*DIRECTIONS*:
**1)** In the forum thread on favorite conductors, what name does the poster Triplets offer as one that no one else has mentioned?
**2)** From the forum thread on favorite conductors, reproduce the part that opens with the words containing "That's a hard" and closes with "a great classic).".

*EXTRACT TO READ*:
= = = = =

OldFashionedGirl said:


> My favorite conductor is probably Fritz Reiner. There're other conductors I need to explore more, so maybe my opinion will change in the future.


They said he looked like Bela Lugosi's brother and acted like it too! :lol:


----------



## Strange Magic (Sep 14, 2015)

The preceding remarks about Boult's reticent beat and also Reiner reminds me that Reiner also had a "reticent" beat. A newly-hired member of the Chicago, seated well to the rear and after having endured several rehearsals trying to see Reiner's beat, came to rehearsal with a small telescope, which he set up on its tripod and focused on the podium. When Reiner asked him what it was for, the new hire remarked that it was so he could see the beat. Reiner fired him on the spot.


----------



## Triplets (Sep 4, 2014)

So many great ones. I cut my teeth on Szell/Bernstein/Ormandy recordings in the early 70s. Love Trevor Pinnock for HIPP choice. Cherish Furtwangler and a grudging admiration for his nemesis von K. Pierre Monteux and Paul Paray were special favorites, and I am fond of Dorati and Neeme Jaarvi. However, I will throw out a name no one else has--Jascha Horenstein. Many of his recordings are AM bootlegs, but based on his entire body of work that I've heard, he may have been the most consistently greatest of them all.


----------



## Triplets (Sep 4, 2014)

Strange Magic said:


> The preceding remarks about Boult's reticent beat and also Reiner reminds me that Reiner also had a "reticent" beat. A newly-hired member of the Chicago, seated well to the rear and after having endured several rehearsals trying to see Reiner's beat, came to rehearsal with a small telescope, which he set up on its tripod and focused on the podium. When Reiner asked him what it was for, the new hire remarked that it was so he could see the beat. Reiner fired him on the spot.


That story is probably apochryphal, and has a few variants. The version I have heard was that a double bassist was mimicking his microbeat during an actual concert and pulled out a pair of opera glasses to view Reiner, to the delight an amusement of his section mates. Reiner managed to scribble "You're fired" on the score he was leading and held it up for view the next time the glasses came out.


----------



## Orfeo (Nov 14, 2013)

That's a hard one. If pressed, I'll go with Yevgeny Svetlanov. No one brought Russian music to the fore as much as (and as well as) Svetlanov, with some exceptions with Fedoseyev, Kondrashin, Golovanov, Khaikin, then Gergiev. His Tchaikovsky and Myaskovsky sets are special and I admire his Glazunov survey (beginning with Raymonda, still a great classic).

= = = = =

*DATA PROVIDED*:
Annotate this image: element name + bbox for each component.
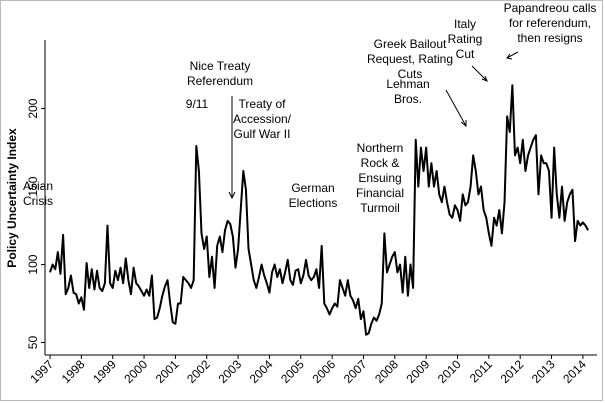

= = = = =

*RESPONSES FOR EACH TASK*:
**1)** Jascha Horenstein

**2)**
That's a hard one. If pressed, I'll go with Yevgeny Svetlanov. No one brought Russian music to the fore as much as (and as well as) Svetlanov, with some exceptions with Fedoseyev, Kondrashin, Golovanov, Khaikin, then Gergiev. His Tchaikovsky and Myaskovsky sets are special and I admire his Glazunov survey (beginning with Raymonda, still a great classic).